Brief: Go through the data below. List every line that holds the word "aunque".

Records
━━━━━━━━━━━━━━━━━━━━━━━━━━━━━━

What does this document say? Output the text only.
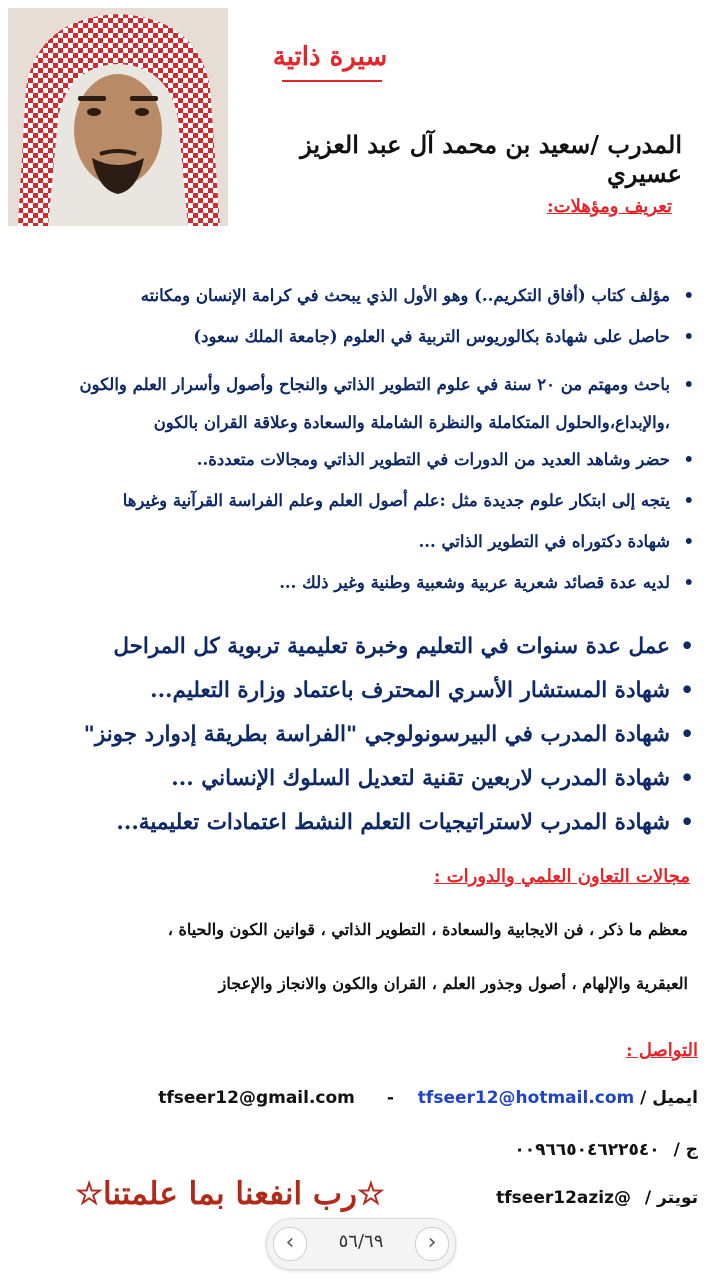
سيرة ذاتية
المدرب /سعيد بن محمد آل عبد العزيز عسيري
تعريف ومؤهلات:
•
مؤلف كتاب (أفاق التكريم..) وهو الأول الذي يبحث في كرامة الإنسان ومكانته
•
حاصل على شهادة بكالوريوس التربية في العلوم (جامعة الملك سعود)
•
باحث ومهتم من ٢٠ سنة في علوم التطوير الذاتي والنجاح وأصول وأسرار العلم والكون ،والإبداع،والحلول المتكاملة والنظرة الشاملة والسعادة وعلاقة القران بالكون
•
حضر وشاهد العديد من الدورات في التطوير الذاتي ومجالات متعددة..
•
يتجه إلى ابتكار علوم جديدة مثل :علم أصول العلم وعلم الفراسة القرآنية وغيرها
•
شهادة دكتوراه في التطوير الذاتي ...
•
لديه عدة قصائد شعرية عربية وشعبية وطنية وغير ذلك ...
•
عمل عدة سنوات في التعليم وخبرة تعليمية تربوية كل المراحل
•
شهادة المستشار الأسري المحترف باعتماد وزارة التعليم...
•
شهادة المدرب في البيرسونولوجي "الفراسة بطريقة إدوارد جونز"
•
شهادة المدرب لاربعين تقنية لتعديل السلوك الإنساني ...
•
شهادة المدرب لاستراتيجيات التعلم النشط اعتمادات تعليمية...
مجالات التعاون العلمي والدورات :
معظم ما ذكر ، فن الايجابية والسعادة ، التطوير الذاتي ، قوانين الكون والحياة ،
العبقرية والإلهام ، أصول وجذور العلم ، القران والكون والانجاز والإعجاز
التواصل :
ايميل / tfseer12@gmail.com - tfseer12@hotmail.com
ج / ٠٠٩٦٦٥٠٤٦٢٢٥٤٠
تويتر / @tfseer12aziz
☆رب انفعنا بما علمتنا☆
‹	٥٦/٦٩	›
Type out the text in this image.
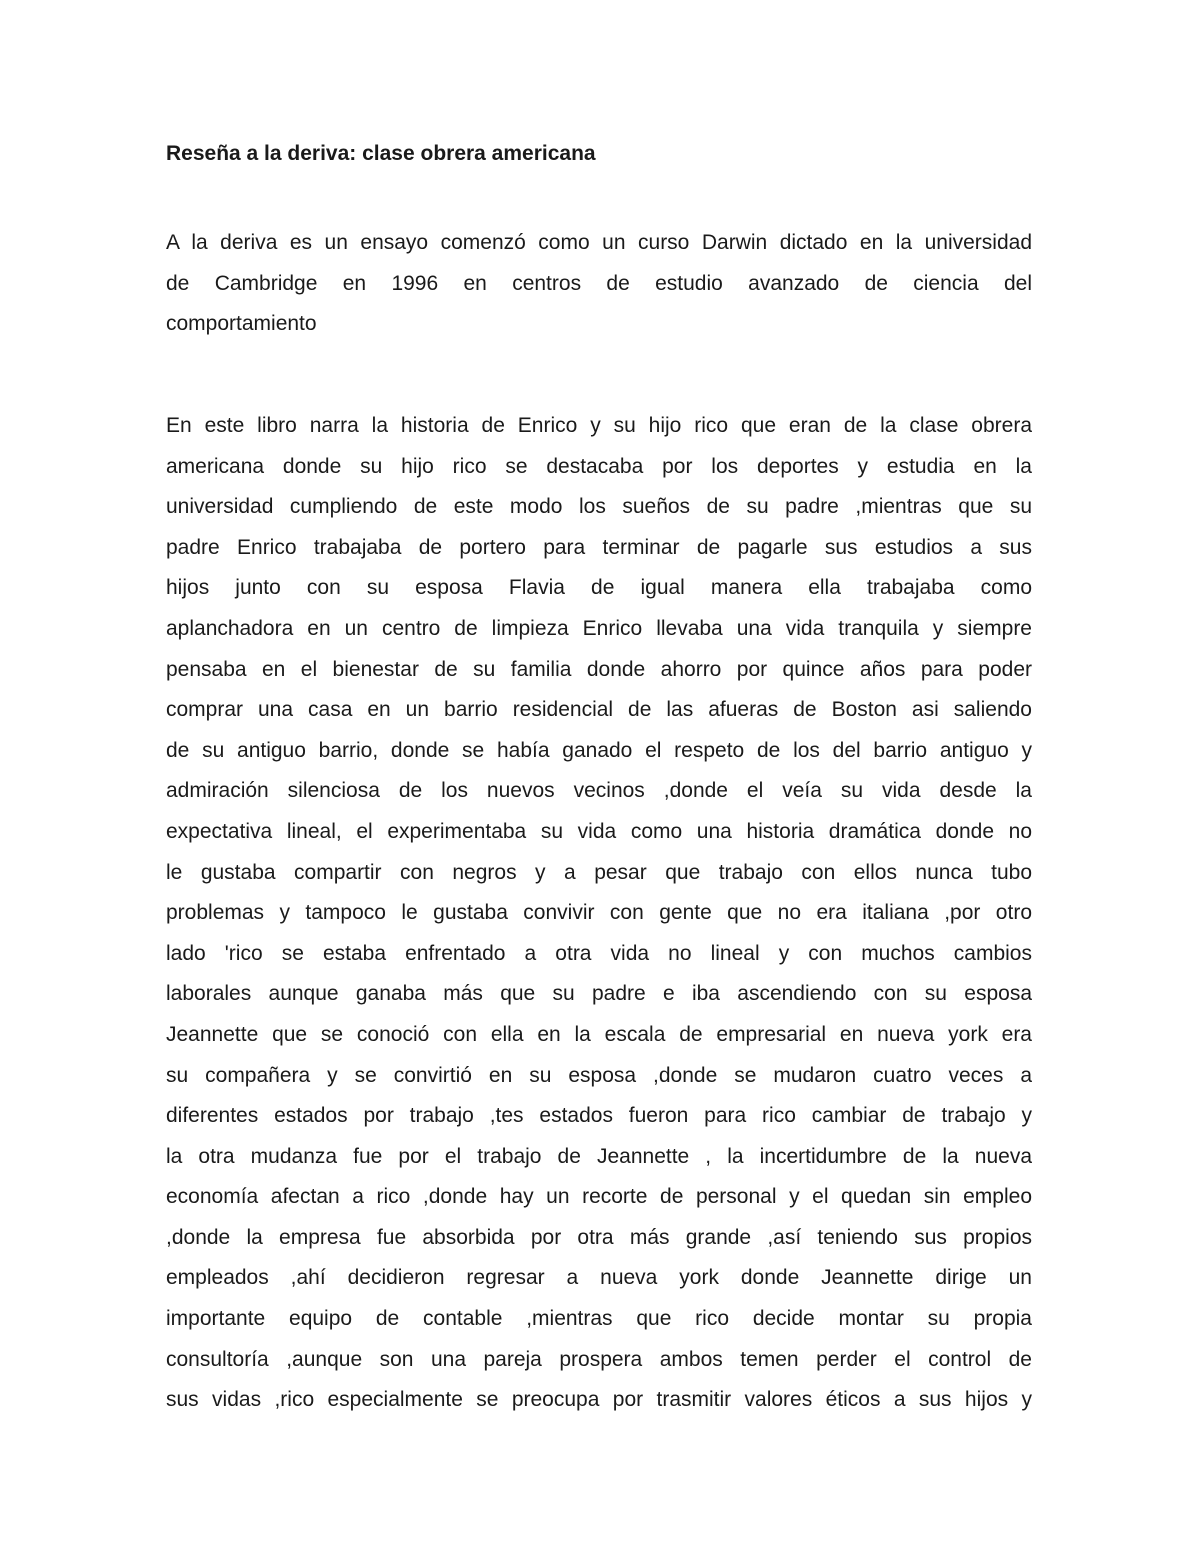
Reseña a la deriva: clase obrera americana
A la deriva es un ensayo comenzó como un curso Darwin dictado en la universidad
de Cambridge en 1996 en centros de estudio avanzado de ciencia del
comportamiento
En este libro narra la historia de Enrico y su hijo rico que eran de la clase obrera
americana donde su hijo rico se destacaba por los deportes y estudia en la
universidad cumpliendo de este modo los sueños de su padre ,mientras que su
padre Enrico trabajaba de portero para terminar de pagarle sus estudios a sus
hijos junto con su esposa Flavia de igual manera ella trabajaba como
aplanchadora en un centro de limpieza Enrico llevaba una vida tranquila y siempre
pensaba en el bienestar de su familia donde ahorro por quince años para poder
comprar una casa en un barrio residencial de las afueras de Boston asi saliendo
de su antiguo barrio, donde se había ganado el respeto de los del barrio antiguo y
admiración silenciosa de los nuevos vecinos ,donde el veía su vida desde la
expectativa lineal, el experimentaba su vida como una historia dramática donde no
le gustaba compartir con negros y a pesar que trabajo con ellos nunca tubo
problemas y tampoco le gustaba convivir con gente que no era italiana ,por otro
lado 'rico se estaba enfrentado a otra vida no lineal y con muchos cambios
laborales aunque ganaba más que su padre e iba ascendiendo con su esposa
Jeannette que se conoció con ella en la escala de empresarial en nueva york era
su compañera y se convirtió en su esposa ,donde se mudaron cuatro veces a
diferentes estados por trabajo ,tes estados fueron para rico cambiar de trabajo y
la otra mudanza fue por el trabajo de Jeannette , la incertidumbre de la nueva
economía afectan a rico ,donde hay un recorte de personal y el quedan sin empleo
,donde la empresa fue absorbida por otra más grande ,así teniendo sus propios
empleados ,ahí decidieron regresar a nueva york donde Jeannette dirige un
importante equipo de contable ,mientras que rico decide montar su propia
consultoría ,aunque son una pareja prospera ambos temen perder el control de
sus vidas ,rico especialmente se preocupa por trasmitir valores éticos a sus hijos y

━━━━━━━━━━━━━━━━━━━━━━━━━━━━━━

Full response:
laborales aunque ganaba más que su padre e iba ascendiendo con su esposa
consultoría ,aunque son una pareja prospera ambos temen perder el control de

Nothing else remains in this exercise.